_EXTRAIT DU DOCUMENT_
Quand l’enterrement devient plus atroce que la mort à Kalehe, au Sud-Kivu


A Kalehe, c’est un climat de désolation, tristesse, pleurs, odeurs nauséabondes,… qui t’accueille quelques jours après le drame qui a endeuillé ce territoire du Sud-Kivu. Ce qui inquiète encore est que la plupart des victimes ont été enterrées dans des fosses communes. Une situation que plusieurs personnes qualifient d’enterrement atroce et indigne.

Environ une semaine après la catastrophe de Kalehe l’odeur des corps en putréfaction rend l’atmosphère irrespirable. L’odeur nauséabonde et les traces de sang sont visibles à certains endroits, certainement à cause des corps en putréfaction encore coincés sous les décombres. « De nombreux corps sont encore ici. C’est l’odeur qui nous a alertés. Ce sont des gens qui s’abritaient malheureusement, ils ont été coincés ici par les inondations, ensuite, ils ont été recouverts par la boue. Regardez toutes les mouches ici », explique Bertin Kalembe, habitant de Kalehe. Au moyen d’une canne, il retourne les immondices entassées sous un pont, qui dégagent des odeurs pestilentielles derrière sa maison..

En effet, vers 18h du jeudi 4 mai, des pluies torrentielles ont commencé à tomber sur toute l’étendue du territoire de Kalehe, au Sud-Kivu. Un véritable déluge qui a duré environ 2h. Plusieurs villages ont été partiellement détruits. Des dégâts les plus importants ont été enregistrés à Chabondo, Bushuru et Nyamukubi sur le bord du lac Kivu. Des villages ont été submergés lorsque des rivières sont sorties de leur lit, emportant avec elles des maisons. À d’autres endroits, des bâtiments, des écoles, des centres de santé ont été ensevelis par des coulées de boue.

_DONNÉES FOURNIES_

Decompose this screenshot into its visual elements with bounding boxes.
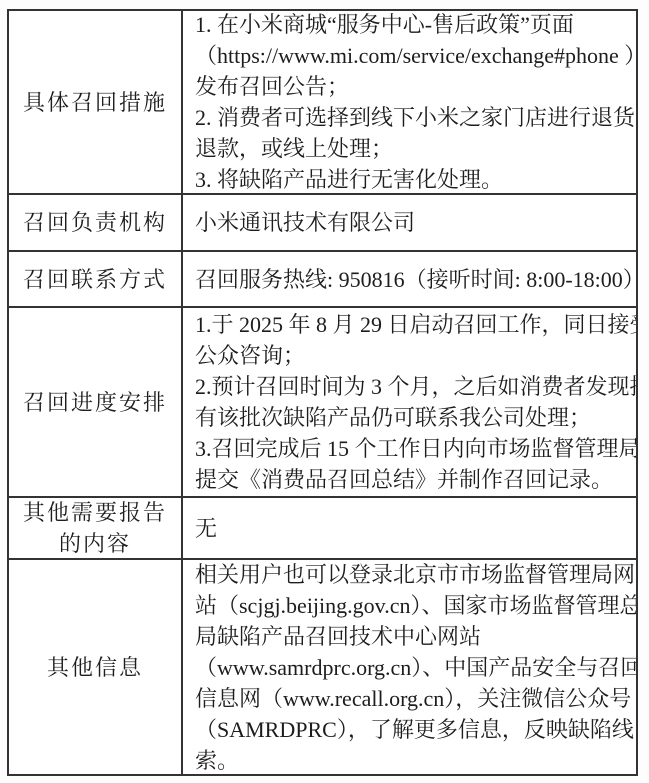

_CONSIGNE_
Dans l'extrait sur la catastrophe de Kalehe, relevez toutes les localités où les dégâts les plus importants ont été enregistrés.

_RÉPONSE_
Chabondo, Bushuru et Nyamukubi.